EXERCISE INSTRUCTIONS: Answer with nothing except the number of lines that contain the word "From".

PROVIDED MATERIAL:

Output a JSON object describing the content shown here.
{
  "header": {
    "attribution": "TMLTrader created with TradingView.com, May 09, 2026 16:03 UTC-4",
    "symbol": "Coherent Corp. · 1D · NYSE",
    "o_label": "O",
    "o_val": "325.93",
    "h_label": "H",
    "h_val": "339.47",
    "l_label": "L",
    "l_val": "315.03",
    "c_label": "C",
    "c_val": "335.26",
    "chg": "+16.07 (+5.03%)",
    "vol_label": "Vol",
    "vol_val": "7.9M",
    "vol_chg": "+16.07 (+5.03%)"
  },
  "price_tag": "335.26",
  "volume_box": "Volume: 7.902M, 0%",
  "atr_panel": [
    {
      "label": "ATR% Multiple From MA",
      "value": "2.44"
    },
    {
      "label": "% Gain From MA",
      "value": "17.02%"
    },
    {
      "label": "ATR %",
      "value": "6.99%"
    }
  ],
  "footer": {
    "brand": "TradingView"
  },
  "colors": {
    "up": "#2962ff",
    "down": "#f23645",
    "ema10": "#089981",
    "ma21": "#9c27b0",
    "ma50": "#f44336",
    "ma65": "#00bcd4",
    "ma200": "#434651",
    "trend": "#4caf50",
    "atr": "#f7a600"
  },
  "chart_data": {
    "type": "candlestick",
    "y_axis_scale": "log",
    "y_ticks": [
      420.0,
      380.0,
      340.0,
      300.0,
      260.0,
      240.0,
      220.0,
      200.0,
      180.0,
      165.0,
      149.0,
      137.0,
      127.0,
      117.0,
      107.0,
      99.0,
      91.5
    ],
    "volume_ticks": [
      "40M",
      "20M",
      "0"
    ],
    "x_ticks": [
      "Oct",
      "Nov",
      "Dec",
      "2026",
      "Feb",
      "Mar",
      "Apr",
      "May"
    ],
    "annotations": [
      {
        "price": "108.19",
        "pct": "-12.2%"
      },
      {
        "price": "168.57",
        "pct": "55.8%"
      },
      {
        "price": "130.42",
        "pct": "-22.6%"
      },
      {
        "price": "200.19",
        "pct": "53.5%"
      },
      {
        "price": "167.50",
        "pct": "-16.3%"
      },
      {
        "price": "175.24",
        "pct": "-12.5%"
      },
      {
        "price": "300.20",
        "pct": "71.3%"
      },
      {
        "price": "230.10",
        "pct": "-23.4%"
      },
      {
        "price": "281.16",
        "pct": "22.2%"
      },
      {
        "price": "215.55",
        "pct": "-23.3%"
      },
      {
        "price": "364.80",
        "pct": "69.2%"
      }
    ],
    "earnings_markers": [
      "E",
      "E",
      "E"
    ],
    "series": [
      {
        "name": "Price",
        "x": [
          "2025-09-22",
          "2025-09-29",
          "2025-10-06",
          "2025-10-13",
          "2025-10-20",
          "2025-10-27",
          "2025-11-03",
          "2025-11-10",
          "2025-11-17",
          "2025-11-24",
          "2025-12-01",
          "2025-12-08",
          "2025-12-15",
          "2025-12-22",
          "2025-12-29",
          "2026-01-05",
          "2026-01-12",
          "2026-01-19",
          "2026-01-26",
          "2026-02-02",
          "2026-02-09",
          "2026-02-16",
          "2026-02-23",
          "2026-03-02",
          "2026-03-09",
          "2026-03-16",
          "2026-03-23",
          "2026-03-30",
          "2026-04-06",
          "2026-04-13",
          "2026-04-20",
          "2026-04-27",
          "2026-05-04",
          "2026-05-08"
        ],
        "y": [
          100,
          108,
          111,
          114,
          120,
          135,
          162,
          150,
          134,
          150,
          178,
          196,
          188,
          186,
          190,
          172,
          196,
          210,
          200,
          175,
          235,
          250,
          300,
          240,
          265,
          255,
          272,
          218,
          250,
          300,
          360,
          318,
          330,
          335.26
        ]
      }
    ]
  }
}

EXERCISE RESULT: 2